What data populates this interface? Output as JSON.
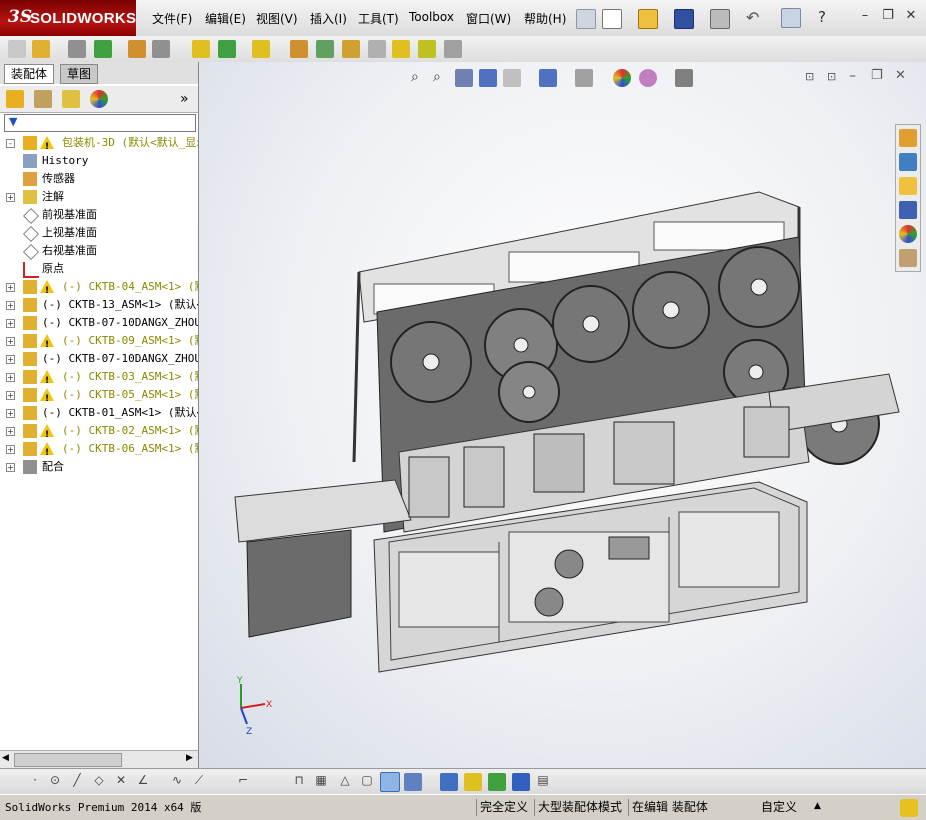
{
  "app": {
    "logo_prefix": "3S",
    "logo_name": "SOLIDWORKS"
  },
  "menu": [
    {
      "label": "文件(F)"
    },
    {
      "label": "编辑(E)"
    },
    {
      "label": "视图(V)"
    },
    {
      "label": "插入(I)"
    },
    {
      "label": "工具(T)"
    },
    {
      "label": "Toolbox"
    },
    {
      "label": "窗口(W)"
    },
    {
      "label": "帮助(H)"
    }
  ],
  "tabs": [
    {
      "label": "装配体"
    },
    {
      "label": "草图"
    }
  ],
  "tree": [
    {
      "label": "包装机-3D  (默认<默认_显示",
      "warn": true,
      "exp": "-",
      "icon": "assembly-root-icon"
    },
    {
      "label": "History",
      "warn": false,
      "exp": "",
      "icon": "history-icon"
    },
    {
      "label": "传感器",
      "warn": false,
      "exp": "",
      "icon": "sensor-icon"
    },
    {
      "label": "注解",
      "warn": false,
      "exp": "+",
      "icon": "annotation-icon"
    },
    {
      "label": "前视基准面",
      "warn": false,
      "exp": "",
      "icon": "plane-icon"
    },
    {
      "label": "上视基准面",
      "warn": false,
      "exp": "",
      "icon": "plane-icon"
    },
    {
      "label": "右视基准面",
      "warn": false,
      "exp": "",
      "icon": "plane-icon"
    },
    {
      "label": "原点",
      "warn": false,
      "exp": "",
      "icon": "origin-icon"
    },
    {
      "label": "(-) CKTB-04_ASM<1> (默认",
      "warn": true,
      "exp": "+",
      "icon": "subassembly-icon"
    },
    {
      "label": "(-) CKTB-13_ASM<1> (默认<",
      "warn": false,
      "exp": "+",
      "icon": "subassembly-icon"
    },
    {
      "label": "(-) CKTB-07-10DANGX_ZHOUCH",
      "warn": false,
      "exp": "+",
      "icon": "subassembly-icon"
    },
    {
      "label": "(-) CKTB-09_ASM<1> (默认",
      "warn": true,
      "exp": "+",
      "icon": "subassembly-icon"
    },
    {
      "label": "(-) CKTB-07-10DANGX_ZHOUCH",
      "warn": false,
      "exp": "+",
      "icon": "subassembly-icon"
    },
    {
      "label": "(-) CKTB-03_ASM<1> (默认",
      "warn": true,
      "exp": "+",
      "icon": "subassembly-icon"
    },
    {
      "label": "(-) CKTB-05_ASM<1> (默认",
      "warn": true,
      "exp": "+",
      "icon": "subassembly-icon"
    },
    {
      "label": "(-) CKTB-01_ASM<1> (默认<",
      "warn": false,
      "exp": "+",
      "icon": "subassembly-icon"
    },
    {
      "label": "(-) CKTB-02_ASM<1> (默认",
      "warn": true,
      "exp": "+",
      "icon": "subassembly-icon"
    },
    {
      "label": "(-) CKTB-06_ASM<1> (默认",
      "warn": true,
      "exp": "+",
      "icon": "subassembly-icon"
    },
    {
      "label": "配合",
      "warn": false,
      "exp": "+",
      "icon": "mates-icon"
    }
  ],
  "status": {
    "app_version": "SolidWorks Premium 2014 x64 版",
    "fully_defined": "完全定义",
    "large_assembly": "大型装配体模式",
    "editing": "在编辑 装配体",
    "custom": "自定义"
  },
  "triad": {
    "x": "X",
    "y": "Y",
    "z": "Z"
  },
  "colors": {
    "logo_red": "#a50e0e",
    "frame": "#d8d8d8",
    "panel": "#6b6b6b",
    "warn": "#f1c40f"
  }
}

## THE TASK
From the listing, copy every line where the string "CKTB" appears.

## CORRECT ANSWER
      "label": "(-) CKTB-04_ASM<1> (默认",
      "label": "(-) CKTB-13_ASM<1> (默认<",
      "label": "(-) CKTB-07-10DANGX_ZHOUCH",
      "label": "(-) CKTB-09_ASM<1> (默认",
      "label": "(-) CKTB-07-10DANGX_ZHOUCH",
      "label": "(-) CKTB-03_ASM<1> (默认",
      "label": "(-) CKTB-05_ASM<1> (默认",
      "label": "(-) CKTB-01_ASM<1> (默认<",
      "label": "(-) CKTB-02_ASM<1> (默认",
      "label": "(-) CKTB-06_ASM<1> (默认",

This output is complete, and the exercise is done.